Data shown >>
-- BEGIN --

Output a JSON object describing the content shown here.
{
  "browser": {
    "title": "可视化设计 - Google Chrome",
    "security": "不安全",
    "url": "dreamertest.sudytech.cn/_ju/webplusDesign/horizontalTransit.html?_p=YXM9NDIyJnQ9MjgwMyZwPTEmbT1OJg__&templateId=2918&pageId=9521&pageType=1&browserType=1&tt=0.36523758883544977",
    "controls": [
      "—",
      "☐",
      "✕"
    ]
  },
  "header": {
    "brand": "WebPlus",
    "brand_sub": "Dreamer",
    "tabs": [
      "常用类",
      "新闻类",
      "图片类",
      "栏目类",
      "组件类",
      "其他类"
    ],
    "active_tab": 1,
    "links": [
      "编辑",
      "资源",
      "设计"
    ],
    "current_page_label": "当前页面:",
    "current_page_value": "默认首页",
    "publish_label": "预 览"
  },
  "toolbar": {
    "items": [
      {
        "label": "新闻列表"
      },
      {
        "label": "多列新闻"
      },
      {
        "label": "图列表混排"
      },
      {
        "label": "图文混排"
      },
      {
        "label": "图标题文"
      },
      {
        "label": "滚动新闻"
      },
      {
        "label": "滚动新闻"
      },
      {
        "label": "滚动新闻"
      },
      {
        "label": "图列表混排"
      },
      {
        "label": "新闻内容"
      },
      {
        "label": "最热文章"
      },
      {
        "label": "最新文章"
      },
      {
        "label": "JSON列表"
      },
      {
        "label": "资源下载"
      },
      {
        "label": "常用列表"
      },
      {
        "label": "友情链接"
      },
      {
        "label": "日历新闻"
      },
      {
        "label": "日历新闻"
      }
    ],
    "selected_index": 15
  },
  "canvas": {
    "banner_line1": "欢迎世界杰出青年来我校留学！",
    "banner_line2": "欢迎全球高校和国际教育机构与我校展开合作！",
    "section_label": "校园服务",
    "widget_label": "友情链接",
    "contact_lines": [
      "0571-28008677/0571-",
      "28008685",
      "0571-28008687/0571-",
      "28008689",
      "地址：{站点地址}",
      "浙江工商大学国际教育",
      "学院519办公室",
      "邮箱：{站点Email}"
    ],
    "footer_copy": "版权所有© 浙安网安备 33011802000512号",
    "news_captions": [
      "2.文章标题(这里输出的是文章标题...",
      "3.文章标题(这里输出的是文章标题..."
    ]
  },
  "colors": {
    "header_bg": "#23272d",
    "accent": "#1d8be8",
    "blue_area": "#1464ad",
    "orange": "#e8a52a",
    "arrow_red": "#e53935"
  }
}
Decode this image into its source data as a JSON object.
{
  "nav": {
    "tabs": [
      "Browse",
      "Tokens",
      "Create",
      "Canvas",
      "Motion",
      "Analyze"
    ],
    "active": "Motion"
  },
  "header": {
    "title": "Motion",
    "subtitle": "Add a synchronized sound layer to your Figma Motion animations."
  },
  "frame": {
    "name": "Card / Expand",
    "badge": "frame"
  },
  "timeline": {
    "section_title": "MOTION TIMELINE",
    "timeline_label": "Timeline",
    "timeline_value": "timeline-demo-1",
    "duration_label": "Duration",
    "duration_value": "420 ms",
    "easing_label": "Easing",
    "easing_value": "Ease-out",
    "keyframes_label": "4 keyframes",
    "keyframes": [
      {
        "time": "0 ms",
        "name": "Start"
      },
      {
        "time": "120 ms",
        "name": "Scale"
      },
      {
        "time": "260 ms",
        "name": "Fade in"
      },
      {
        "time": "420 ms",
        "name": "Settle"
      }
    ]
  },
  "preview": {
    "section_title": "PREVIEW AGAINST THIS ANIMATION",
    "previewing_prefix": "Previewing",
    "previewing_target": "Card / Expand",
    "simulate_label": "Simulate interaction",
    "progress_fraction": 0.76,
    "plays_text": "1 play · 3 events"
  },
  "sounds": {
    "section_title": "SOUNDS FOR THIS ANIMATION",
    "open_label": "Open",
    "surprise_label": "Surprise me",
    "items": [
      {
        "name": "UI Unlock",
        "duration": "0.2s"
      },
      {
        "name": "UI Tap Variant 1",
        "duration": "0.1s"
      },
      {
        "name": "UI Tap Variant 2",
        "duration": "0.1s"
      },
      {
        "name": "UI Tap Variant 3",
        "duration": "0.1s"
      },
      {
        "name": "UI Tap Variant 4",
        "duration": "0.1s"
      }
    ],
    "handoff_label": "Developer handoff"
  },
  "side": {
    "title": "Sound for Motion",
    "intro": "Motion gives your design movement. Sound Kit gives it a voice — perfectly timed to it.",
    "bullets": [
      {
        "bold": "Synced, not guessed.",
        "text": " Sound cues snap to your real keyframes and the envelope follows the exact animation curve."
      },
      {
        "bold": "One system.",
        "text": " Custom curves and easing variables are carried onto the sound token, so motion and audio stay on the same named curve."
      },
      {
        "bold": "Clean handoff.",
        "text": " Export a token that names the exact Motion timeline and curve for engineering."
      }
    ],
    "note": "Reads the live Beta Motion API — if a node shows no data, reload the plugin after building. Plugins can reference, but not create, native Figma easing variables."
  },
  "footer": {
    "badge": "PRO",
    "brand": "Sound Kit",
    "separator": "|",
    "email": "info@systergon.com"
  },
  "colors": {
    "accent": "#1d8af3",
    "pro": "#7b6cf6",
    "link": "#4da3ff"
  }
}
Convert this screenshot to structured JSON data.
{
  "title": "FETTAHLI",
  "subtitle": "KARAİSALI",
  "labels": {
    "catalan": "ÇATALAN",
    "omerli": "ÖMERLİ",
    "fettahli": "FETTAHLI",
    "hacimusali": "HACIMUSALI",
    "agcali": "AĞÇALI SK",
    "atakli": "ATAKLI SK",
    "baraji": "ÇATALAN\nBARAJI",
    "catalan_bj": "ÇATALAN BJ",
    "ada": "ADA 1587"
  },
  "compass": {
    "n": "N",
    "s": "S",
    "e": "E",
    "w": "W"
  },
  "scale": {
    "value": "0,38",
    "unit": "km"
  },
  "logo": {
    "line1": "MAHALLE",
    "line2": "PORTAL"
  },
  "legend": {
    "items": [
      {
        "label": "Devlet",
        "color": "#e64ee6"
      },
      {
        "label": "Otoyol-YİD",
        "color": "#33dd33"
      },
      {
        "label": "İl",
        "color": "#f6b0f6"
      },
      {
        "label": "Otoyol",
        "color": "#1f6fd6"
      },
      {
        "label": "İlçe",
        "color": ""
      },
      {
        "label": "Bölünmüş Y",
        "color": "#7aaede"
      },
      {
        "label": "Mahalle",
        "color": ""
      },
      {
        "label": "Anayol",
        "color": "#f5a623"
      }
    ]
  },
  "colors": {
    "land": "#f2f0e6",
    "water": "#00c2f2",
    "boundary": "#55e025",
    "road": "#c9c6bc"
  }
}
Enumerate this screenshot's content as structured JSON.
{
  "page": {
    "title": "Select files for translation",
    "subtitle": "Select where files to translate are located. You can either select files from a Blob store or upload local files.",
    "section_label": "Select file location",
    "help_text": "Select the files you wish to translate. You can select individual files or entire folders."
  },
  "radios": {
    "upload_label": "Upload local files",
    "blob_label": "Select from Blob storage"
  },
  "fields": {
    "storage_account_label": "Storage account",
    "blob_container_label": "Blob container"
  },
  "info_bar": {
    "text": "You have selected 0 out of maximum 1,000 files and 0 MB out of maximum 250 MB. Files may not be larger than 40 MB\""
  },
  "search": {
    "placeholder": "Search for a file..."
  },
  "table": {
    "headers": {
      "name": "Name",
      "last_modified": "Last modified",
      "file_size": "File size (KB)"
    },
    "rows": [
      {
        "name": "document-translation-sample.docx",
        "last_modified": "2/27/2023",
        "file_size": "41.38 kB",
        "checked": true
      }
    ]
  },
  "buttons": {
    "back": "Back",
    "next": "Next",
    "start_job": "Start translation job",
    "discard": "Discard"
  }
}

-- END --

Search the lines for the string "Start" and copy every line that has it.

Full solution >>
        "name": "Start"
    "start_job": "Start translation job",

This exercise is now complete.